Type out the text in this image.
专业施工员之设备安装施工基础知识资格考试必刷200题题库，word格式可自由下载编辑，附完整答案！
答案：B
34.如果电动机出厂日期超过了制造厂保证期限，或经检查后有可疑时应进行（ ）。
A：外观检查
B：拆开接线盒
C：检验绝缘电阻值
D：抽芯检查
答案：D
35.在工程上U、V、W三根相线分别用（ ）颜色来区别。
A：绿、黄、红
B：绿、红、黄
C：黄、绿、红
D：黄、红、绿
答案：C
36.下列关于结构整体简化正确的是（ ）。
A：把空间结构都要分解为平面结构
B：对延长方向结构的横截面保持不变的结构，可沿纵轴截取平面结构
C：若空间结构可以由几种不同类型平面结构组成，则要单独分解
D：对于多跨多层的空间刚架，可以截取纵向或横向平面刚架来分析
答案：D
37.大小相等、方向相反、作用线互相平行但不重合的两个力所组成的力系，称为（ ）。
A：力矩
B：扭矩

— Directive —
Copy out all of the records above with nothing altered.

— The solution —
Type out the text in this image.
专业施工员之设备安装施工基础知识资格考试必刷200题题库，word格式可自由下载编辑，附完整答案！
答案：B
34.如果电动机出厂日期超过了制造厂保证期限，或经检查后有可疑时应进行（ ）。
A：外观检查
B：拆开接线盒
C：检验绝缘电阻值
D：抽芯检查
答案：D
35.在工程上U、V、W三根相线分别用（ ）颜色来区别。
A：绿、黄、红
B：绿、红、黄
C：黄、绿、红
D：黄、红、绿
答案：C
36.下列关于结构整体简化正确的是（ ）。
A：把空间结构都要分解为平面结构
B：对延长方向结构的横截面保持不变的结构，可沿纵轴截取平面结构
C：若空间结构可以由几种不同类型平面结构组成，则要单独分解
D：对于多跨多层的空间刚架，可以截取纵向或横向平面刚架来分析
答案：D
37.大小相等、方向相反、作用线互相平行但不重合的两个力所组成的力系，称为（ ）。
A：力矩
B：扭矩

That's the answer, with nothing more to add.